Start of RECORD SET

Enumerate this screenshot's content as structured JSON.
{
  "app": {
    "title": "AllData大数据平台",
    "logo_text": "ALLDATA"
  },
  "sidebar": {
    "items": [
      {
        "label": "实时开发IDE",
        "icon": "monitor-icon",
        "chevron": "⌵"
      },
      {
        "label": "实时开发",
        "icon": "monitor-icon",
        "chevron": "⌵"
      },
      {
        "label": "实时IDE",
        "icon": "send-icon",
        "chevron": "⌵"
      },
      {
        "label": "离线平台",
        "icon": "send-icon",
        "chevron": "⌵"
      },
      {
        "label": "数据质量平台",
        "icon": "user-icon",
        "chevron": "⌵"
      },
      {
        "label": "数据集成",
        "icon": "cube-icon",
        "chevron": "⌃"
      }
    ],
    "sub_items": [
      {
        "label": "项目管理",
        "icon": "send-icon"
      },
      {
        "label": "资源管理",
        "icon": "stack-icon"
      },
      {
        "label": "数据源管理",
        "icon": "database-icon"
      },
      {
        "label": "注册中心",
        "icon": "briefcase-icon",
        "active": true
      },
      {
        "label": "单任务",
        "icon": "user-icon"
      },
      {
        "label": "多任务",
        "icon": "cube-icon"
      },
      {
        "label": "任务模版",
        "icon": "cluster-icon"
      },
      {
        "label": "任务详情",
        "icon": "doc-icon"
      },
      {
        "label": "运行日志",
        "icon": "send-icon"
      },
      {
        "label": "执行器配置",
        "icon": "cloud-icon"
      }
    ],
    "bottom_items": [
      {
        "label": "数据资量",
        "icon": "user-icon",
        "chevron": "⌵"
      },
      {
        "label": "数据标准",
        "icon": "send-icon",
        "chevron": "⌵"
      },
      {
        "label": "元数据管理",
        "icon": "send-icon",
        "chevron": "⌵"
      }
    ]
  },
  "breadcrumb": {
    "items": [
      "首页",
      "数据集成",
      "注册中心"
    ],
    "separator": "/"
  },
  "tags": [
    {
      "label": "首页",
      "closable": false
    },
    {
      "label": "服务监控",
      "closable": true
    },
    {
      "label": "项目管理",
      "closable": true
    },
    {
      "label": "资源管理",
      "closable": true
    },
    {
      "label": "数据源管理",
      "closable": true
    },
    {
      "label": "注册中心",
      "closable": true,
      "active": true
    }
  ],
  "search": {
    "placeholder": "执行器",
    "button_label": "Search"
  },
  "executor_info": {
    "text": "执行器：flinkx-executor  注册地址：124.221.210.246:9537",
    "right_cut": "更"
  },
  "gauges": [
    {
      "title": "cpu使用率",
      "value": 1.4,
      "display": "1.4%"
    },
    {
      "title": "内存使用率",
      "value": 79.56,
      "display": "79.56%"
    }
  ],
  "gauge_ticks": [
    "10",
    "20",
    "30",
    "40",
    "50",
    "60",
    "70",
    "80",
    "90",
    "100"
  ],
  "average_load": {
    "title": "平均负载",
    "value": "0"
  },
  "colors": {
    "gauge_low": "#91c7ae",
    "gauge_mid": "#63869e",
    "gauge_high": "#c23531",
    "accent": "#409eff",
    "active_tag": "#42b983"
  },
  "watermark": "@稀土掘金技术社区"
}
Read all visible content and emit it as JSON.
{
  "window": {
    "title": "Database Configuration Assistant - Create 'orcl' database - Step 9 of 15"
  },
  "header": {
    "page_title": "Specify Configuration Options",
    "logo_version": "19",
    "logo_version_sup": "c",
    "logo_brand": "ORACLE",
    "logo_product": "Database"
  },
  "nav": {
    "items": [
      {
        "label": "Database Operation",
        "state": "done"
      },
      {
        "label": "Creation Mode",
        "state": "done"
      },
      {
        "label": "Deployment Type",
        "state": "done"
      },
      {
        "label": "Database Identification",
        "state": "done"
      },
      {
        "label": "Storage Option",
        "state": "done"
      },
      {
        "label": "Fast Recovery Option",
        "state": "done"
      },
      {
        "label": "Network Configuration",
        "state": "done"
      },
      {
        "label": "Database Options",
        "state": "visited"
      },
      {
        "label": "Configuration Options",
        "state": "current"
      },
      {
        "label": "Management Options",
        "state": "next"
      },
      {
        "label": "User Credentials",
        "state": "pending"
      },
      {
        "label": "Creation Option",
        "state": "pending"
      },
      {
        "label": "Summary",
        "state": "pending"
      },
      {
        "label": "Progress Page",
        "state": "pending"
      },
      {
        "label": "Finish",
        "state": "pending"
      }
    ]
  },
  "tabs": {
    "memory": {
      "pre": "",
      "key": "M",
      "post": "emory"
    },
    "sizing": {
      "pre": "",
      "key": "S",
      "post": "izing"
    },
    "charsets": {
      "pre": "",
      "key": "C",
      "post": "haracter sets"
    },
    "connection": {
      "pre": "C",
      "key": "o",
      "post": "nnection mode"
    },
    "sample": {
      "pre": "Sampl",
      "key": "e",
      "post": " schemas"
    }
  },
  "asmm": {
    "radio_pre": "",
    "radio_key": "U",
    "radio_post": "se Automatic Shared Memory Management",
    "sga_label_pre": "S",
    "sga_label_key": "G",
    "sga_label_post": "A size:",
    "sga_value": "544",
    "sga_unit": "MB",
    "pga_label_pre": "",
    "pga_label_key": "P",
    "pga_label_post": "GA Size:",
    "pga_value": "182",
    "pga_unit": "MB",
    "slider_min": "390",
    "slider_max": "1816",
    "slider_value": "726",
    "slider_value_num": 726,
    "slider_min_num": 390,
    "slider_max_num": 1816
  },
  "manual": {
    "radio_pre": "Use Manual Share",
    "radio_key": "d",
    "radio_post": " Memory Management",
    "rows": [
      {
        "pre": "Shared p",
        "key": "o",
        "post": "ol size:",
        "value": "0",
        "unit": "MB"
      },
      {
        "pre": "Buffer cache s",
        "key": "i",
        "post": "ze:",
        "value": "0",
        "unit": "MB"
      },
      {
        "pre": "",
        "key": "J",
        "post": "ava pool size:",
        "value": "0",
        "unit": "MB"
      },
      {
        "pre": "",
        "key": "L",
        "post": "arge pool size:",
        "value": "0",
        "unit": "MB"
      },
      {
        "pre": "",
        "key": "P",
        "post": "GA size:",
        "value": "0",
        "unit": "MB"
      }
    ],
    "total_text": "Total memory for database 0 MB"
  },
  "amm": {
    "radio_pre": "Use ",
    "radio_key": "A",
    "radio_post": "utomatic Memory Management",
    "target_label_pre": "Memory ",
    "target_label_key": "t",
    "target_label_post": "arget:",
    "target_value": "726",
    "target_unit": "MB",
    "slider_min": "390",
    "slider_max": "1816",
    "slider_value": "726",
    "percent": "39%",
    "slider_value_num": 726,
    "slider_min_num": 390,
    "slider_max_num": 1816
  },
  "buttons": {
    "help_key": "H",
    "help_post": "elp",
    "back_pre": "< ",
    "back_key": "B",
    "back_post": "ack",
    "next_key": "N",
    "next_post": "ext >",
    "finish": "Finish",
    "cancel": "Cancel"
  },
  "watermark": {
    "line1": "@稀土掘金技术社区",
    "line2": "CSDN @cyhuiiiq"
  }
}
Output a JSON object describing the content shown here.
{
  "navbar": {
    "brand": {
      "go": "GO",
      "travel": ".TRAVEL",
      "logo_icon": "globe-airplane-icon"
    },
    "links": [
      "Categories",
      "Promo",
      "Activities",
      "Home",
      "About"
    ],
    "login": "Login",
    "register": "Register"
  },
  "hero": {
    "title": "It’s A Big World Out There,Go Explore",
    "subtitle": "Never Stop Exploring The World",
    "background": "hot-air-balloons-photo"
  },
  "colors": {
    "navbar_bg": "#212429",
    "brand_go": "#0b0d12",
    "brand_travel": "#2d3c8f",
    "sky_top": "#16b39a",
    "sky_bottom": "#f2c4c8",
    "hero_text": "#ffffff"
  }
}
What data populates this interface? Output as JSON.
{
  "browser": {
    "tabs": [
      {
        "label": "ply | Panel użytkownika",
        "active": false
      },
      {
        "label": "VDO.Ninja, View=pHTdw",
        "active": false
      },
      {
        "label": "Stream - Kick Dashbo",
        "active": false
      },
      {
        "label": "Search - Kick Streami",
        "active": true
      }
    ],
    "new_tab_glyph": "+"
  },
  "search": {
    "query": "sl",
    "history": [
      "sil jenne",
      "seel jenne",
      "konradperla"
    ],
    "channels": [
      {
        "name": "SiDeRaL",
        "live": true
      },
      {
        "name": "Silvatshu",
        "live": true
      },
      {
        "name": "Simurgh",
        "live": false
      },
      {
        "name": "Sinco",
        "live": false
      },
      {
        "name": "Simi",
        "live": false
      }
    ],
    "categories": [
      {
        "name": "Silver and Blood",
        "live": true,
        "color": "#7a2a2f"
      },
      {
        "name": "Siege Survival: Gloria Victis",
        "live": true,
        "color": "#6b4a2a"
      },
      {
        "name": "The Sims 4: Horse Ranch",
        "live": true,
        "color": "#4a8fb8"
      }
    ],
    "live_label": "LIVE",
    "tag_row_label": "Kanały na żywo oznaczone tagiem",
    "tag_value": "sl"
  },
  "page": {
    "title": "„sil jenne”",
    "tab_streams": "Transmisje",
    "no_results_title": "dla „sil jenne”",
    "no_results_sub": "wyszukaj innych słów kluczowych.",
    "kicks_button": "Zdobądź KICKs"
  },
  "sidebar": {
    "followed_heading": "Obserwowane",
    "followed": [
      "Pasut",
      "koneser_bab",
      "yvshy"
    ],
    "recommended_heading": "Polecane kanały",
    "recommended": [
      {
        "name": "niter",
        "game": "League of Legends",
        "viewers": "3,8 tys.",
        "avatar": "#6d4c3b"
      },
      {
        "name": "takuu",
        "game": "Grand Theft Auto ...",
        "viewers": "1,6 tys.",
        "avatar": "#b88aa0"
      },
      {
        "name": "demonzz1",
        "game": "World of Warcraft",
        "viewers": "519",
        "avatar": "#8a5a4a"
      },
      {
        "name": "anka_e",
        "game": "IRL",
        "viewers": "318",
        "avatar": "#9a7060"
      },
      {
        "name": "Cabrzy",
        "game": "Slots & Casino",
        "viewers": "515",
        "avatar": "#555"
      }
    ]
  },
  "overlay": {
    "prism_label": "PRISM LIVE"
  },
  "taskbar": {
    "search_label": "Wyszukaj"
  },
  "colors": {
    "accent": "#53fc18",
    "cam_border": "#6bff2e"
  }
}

End of RECORD SET

● PROBLEM DESCRIPTION
Return each line in the records that holds the string "Creation".

● THE ANSWER
        "label": "Creation Mode",
        "label": "Creation Option",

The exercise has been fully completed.